--- start Records provided ---
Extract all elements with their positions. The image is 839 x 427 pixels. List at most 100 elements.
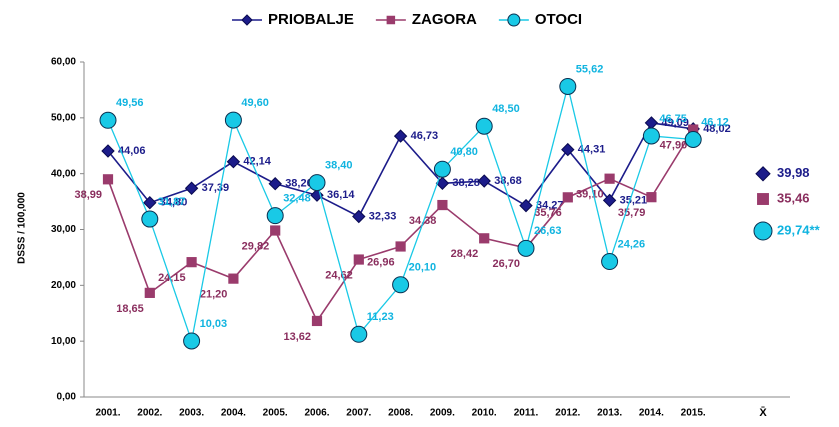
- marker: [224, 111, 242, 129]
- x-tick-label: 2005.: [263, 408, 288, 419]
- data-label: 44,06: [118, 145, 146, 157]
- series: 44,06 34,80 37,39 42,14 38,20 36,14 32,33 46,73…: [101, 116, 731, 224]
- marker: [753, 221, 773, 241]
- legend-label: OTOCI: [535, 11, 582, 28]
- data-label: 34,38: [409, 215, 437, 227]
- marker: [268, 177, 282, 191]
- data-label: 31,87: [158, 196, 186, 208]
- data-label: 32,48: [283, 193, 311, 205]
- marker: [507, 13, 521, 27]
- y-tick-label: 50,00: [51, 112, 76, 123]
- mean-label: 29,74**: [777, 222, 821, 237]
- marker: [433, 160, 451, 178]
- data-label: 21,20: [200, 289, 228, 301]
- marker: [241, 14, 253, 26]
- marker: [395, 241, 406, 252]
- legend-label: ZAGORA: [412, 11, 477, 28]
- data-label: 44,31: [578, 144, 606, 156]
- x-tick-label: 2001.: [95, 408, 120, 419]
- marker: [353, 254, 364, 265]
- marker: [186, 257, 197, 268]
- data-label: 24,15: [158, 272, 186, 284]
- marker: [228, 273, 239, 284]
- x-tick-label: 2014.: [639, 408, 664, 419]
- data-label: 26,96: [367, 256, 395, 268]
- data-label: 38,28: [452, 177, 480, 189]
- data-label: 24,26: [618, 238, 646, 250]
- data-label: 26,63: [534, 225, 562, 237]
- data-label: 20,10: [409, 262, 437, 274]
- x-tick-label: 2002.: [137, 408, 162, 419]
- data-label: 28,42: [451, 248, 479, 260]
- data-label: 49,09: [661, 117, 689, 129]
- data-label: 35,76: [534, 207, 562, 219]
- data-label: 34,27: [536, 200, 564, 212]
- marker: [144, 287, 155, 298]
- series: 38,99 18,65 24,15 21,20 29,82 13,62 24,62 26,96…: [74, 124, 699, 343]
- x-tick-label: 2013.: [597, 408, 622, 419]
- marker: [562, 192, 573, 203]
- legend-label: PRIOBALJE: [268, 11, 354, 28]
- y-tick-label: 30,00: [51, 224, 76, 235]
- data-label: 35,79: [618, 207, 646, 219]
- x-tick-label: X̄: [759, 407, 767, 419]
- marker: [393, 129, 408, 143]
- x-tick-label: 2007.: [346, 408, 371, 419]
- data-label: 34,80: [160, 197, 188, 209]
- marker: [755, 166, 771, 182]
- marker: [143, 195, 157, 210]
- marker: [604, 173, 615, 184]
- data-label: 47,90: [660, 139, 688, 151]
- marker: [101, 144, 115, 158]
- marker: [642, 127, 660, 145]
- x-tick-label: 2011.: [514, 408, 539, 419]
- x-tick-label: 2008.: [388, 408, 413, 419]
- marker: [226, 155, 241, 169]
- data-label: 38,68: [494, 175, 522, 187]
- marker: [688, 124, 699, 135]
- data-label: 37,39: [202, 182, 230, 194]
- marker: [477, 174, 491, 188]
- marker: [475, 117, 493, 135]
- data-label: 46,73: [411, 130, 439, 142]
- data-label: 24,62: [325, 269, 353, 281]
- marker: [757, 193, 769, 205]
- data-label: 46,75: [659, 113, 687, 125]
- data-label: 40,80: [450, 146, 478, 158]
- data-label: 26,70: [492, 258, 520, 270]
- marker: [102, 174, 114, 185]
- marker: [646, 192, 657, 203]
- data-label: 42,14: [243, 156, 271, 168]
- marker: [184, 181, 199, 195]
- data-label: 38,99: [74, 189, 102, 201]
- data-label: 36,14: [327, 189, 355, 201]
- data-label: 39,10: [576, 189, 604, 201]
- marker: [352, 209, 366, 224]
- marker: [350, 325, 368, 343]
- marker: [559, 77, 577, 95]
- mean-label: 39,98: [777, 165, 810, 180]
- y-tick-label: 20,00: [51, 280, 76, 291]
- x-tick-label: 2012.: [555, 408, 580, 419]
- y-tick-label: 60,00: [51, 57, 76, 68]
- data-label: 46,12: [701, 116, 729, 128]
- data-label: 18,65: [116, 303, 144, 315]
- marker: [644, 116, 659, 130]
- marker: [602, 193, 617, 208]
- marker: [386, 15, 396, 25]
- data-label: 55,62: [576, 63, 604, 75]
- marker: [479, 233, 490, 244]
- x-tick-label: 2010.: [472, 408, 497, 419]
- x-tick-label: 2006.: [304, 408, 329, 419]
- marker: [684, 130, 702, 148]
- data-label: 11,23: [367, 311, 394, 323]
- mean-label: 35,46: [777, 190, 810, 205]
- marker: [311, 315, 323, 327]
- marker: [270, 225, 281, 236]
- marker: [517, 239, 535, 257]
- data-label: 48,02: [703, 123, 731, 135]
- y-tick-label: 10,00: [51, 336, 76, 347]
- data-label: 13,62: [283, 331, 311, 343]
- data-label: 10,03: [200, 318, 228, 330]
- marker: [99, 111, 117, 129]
--- end Records provided ---
--- start Records provided ---
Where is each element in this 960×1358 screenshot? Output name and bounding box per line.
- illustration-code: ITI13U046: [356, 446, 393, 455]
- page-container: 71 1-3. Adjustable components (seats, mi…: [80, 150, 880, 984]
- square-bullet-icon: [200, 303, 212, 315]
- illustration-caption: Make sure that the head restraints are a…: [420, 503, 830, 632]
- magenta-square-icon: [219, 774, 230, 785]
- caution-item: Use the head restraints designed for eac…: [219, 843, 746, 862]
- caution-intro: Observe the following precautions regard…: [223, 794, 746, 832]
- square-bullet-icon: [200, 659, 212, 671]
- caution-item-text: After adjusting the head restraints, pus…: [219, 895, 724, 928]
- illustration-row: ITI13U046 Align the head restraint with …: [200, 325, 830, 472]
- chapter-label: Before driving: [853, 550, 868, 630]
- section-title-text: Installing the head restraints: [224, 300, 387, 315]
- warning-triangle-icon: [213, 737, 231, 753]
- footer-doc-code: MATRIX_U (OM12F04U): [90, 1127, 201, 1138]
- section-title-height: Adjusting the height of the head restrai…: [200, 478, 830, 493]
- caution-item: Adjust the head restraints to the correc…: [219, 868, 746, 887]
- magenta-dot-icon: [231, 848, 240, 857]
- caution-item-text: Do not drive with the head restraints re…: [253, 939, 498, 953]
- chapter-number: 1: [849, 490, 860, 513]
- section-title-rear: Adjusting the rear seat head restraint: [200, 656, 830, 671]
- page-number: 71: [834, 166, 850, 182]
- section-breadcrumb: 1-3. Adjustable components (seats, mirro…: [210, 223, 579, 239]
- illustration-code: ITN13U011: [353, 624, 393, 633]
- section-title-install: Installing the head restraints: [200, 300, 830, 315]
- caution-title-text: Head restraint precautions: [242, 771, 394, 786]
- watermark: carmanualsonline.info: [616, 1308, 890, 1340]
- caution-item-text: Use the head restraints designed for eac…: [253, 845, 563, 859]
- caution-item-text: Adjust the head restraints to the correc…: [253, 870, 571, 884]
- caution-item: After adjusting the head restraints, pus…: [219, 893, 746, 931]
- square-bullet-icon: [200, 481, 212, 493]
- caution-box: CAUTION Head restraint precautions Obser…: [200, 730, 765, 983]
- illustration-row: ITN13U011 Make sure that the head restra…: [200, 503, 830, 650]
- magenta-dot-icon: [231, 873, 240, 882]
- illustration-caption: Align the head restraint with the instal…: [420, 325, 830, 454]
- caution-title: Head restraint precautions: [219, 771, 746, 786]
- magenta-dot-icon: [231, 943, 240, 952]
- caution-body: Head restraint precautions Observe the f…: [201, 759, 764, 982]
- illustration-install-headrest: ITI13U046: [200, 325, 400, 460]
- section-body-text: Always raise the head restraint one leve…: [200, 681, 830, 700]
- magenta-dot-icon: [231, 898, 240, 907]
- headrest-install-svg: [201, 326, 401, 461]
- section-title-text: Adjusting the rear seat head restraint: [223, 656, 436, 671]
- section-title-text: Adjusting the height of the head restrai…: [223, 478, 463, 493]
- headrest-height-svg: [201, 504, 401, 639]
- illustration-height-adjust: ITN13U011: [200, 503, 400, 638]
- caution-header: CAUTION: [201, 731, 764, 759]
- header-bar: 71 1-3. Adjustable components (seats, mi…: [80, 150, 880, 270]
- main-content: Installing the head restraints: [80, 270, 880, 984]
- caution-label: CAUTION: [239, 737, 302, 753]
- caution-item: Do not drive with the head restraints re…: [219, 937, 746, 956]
--- end Records provided ---
--- start Records provided ---
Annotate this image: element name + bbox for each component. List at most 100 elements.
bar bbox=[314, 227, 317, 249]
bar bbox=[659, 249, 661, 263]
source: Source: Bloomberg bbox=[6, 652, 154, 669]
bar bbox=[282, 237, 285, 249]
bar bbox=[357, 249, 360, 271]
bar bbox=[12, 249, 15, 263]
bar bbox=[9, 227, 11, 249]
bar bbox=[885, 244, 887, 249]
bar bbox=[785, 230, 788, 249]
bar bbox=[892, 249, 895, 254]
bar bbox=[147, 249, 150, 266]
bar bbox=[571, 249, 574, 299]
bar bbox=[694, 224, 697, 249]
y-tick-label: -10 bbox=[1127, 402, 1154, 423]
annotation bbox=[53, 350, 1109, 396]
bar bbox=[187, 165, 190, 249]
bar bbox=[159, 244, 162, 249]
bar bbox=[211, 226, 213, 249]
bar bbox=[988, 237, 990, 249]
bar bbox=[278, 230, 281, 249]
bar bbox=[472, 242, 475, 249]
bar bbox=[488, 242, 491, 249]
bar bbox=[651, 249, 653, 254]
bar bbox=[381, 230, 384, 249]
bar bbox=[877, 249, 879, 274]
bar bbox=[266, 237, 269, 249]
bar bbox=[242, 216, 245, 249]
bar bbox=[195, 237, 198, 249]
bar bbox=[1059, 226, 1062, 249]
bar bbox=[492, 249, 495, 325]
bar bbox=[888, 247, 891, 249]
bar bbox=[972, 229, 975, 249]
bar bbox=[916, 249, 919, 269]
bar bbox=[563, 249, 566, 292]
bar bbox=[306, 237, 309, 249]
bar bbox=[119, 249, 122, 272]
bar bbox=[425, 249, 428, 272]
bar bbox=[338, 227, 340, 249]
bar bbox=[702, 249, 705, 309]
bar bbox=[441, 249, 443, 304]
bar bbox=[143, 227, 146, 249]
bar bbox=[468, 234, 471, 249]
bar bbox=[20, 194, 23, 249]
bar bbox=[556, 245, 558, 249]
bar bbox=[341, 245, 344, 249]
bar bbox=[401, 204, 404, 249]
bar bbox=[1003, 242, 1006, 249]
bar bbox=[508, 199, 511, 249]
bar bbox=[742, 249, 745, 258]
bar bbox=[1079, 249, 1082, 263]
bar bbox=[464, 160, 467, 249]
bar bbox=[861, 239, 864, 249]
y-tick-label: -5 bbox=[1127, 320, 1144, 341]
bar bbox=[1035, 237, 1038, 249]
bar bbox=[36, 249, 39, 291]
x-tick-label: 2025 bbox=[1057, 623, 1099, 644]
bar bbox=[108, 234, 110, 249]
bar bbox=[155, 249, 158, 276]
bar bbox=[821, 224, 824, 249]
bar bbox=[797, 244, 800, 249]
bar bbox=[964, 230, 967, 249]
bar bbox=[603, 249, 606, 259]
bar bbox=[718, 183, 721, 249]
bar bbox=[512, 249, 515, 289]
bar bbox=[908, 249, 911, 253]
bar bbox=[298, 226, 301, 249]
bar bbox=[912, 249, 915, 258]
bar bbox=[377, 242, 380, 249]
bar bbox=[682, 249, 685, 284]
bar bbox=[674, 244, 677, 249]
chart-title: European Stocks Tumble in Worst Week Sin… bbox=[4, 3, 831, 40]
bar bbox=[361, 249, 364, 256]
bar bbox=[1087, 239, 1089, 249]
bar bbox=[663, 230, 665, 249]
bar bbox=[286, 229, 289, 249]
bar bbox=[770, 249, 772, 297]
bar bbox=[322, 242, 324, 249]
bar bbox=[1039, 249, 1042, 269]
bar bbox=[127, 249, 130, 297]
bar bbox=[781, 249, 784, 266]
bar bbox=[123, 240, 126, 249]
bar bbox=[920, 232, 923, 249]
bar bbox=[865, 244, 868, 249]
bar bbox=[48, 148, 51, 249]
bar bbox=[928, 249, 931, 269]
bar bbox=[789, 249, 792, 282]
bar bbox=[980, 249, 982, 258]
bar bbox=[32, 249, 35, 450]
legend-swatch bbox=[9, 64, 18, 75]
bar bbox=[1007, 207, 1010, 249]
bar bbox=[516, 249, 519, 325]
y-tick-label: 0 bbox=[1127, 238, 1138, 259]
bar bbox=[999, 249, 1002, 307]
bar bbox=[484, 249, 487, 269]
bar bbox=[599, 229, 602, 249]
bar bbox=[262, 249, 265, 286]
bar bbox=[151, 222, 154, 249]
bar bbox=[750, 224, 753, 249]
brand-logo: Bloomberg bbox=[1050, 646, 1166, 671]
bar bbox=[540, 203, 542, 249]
--- end Records provided ---
Written exercise -
Reproduce the lines of the material word for word, starting at the line containing "Annotate this image: element" and ending at the line containing "bar bbox=[242, 216, 245, 249]".

Written response -
Annotate this image: element name + bbox for each component. List at most 100 elements.
bar bbox=[314, 227, 317, 249]
bar bbox=[659, 249, 661, 263]
source: Source: Bloomberg bbox=[6, 652, 154, 669]
bar bbox=[282, 237, 285, 249]
bar bbox=[357, 249, 360, 271]
bar bbox=[12, 249, 15, 263]
bar bbox=[9, 227, 11, 249]
bar bbox=[885, 244, 887, 249]
bar bbox=[785, 230, 788, 249]
bar bbox=[892, 249, 895, 254]
bar bbox=[147, 249, 150, 266]
bar bbox=[571, 249, 574, 299]
bar bbox=[694, 224, 697, 249]
y-tick-label: -10 bbox=[1127, 402, 1154, 423]
annotation bbox=[53, 350, 1109, 396]
bar bbox=[187, 165, 190, 249]
bar bbox=[159, 244, 162, 249]
bar bbox=[211, 226, 213, 249]
bar bbox=[988, 237, 990, 249]
bar bbox=[278, 230, 281, 249]
bar bbox=[472, 242, 475, 249]
bar bbox=[488, 242, 491, 249]
bar bbox=[651, 249, 653, 254]
bar bbox=[381, 230, 384, 249]
bar bbox=[877, 249, 879, 274]
bar bbox=[266, 237, 269, 249]
bar bbox=[242, 216, 245, 249]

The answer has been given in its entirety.